WHAT YOU WILL DO:
Pick out each line in these entries that contains the string "sites".

-- BEGIN DATASET EXTRACT --

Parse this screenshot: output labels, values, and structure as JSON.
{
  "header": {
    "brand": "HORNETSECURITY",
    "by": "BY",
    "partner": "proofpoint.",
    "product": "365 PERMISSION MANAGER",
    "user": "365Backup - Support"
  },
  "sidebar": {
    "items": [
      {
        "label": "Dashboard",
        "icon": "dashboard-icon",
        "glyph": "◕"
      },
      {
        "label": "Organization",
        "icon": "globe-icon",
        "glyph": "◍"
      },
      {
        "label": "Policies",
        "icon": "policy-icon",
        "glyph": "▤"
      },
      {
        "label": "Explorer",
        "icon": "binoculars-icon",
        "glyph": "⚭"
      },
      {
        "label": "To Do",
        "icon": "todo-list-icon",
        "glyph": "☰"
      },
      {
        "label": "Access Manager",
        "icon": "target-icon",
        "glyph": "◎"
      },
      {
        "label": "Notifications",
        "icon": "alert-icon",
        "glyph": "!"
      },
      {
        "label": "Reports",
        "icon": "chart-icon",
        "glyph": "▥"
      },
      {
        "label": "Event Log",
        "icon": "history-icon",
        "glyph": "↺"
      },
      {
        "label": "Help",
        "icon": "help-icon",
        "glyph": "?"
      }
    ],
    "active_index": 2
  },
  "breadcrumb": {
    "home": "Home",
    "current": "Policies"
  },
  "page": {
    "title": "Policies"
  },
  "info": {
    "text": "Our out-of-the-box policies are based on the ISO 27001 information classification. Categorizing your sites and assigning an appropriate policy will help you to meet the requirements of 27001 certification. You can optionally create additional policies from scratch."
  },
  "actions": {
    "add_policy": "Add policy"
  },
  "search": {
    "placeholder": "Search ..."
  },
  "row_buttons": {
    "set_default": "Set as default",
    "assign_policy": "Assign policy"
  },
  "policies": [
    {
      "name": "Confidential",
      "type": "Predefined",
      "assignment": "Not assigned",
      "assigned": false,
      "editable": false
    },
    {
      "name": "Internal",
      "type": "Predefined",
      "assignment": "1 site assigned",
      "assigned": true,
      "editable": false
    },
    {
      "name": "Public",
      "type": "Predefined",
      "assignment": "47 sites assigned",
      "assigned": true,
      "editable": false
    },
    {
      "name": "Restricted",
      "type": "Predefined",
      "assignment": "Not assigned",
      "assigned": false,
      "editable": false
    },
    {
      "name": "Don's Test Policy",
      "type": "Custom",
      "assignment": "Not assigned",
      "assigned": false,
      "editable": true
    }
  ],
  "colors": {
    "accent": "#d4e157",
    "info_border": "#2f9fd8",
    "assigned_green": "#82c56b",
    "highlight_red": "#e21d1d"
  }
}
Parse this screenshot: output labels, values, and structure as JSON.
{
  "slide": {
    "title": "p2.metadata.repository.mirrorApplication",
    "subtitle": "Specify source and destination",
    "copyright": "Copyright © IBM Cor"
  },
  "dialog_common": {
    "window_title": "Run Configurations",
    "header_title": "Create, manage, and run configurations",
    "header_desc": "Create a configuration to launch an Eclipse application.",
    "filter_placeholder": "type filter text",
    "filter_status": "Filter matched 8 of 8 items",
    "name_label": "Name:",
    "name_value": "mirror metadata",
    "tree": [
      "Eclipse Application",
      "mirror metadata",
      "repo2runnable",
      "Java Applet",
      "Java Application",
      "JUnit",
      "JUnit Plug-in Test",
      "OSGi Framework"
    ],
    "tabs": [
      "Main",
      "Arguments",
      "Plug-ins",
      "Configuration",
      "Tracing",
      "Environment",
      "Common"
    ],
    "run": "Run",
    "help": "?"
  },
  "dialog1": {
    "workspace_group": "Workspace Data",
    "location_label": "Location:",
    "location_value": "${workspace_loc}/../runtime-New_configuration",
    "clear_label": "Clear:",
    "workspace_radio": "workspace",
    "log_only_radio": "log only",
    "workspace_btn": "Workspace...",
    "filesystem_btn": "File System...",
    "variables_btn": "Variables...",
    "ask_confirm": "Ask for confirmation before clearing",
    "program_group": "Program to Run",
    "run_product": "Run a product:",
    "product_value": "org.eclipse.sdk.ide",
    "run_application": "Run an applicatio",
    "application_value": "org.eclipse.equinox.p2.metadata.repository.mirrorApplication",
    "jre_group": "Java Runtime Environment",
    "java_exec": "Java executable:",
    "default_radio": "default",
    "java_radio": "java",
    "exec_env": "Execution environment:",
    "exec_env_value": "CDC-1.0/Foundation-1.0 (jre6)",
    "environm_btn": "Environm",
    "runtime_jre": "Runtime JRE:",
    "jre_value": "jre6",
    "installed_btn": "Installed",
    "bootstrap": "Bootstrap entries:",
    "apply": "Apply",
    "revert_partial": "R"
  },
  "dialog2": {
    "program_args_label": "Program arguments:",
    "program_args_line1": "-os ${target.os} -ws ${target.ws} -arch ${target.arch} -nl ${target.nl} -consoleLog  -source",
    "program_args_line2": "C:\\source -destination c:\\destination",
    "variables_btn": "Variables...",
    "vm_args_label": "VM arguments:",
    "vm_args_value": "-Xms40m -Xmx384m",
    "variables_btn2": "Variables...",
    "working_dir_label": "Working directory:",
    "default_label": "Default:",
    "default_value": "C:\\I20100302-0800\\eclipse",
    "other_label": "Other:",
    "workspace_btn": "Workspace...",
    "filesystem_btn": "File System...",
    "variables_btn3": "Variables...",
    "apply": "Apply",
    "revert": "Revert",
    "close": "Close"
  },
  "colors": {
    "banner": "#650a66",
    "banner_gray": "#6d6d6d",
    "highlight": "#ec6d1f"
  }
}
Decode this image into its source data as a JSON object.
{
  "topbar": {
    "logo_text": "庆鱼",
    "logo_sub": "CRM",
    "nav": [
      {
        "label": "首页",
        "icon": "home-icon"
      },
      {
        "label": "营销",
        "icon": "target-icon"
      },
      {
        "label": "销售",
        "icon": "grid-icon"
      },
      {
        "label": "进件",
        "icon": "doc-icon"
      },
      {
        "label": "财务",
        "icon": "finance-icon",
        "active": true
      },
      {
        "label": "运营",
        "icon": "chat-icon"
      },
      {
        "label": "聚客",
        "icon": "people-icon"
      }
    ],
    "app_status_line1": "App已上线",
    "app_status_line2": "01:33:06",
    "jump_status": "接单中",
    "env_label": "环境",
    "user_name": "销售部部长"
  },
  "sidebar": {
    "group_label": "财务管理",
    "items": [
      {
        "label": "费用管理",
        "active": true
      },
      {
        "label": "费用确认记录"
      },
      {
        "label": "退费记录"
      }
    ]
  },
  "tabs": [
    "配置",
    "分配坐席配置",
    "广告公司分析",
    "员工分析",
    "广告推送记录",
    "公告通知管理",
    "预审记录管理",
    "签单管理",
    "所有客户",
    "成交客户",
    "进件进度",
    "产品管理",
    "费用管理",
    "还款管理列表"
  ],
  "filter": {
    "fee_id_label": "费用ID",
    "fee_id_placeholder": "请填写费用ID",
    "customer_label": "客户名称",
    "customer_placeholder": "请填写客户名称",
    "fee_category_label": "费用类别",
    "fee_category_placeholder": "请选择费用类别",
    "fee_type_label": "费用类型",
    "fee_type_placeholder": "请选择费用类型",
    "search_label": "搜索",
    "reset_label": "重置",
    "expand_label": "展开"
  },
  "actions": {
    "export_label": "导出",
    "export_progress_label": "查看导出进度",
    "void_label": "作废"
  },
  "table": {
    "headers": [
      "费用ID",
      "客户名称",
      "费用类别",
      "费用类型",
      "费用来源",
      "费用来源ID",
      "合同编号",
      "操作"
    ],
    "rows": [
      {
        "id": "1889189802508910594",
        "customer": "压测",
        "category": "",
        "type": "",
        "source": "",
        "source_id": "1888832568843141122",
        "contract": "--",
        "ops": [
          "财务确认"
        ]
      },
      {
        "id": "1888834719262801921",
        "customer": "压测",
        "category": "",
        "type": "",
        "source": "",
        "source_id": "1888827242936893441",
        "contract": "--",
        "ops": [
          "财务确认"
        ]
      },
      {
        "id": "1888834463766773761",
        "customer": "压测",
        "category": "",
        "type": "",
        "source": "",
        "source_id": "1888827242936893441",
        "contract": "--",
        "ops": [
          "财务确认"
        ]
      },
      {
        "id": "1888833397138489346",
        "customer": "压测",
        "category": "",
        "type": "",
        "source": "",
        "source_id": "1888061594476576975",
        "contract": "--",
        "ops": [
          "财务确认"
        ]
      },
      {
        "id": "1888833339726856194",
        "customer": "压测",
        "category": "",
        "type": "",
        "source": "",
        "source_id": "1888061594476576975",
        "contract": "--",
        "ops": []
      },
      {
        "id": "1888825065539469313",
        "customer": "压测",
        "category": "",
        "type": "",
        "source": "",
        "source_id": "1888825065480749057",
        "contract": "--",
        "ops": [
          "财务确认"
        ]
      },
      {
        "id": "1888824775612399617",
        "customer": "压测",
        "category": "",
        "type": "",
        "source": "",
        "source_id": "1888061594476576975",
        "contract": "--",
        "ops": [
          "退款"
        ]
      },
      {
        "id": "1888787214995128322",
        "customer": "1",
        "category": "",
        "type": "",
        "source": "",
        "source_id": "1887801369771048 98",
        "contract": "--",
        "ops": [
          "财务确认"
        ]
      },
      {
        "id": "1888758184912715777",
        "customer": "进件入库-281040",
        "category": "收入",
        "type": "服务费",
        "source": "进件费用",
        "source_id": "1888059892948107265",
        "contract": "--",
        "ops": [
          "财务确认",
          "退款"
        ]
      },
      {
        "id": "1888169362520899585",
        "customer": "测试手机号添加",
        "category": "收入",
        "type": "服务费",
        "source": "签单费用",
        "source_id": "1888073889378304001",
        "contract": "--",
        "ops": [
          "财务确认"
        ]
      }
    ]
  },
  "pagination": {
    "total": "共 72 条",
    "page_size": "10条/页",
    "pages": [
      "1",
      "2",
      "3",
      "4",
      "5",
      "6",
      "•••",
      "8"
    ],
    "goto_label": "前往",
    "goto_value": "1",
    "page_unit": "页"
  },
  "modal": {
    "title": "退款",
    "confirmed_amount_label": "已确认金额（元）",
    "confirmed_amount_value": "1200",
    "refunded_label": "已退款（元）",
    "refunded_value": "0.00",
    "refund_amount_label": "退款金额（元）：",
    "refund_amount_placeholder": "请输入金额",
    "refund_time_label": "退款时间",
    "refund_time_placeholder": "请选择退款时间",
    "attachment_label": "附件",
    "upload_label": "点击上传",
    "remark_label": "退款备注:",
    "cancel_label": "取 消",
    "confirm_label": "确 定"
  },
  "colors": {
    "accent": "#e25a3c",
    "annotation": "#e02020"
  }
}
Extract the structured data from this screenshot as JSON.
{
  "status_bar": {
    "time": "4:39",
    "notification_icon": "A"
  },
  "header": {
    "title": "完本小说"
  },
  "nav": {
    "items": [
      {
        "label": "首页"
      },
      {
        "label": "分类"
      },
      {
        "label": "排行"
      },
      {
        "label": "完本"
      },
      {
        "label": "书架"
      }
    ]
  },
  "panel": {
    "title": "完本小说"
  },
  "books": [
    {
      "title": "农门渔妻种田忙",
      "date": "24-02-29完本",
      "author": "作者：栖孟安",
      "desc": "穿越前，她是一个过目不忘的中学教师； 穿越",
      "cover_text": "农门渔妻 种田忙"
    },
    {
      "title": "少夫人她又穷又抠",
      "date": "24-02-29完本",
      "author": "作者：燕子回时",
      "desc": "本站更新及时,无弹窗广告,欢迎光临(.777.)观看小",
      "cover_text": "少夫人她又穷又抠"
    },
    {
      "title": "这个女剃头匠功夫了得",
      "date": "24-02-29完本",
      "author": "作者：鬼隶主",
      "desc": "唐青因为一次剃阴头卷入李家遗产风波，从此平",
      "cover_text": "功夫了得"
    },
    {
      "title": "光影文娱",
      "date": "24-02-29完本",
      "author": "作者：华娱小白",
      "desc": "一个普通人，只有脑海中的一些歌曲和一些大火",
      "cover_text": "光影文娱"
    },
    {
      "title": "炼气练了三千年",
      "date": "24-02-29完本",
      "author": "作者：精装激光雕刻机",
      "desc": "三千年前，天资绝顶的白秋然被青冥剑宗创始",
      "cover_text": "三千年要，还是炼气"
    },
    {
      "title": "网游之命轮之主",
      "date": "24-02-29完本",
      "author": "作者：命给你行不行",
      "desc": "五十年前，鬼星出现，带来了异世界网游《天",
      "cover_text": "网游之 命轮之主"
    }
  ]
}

-- END DATASET EXTRACT --

SOLUTION:
    "text": "Our out-of-the-box policies are based on the ISO 27001 information classification. Categorizing your sites and assigning an appropriate policy will help you to meet the requirements of 27001 certification. You can optionally create additional policies from scratch."
      "assignment": "47 sites assigned",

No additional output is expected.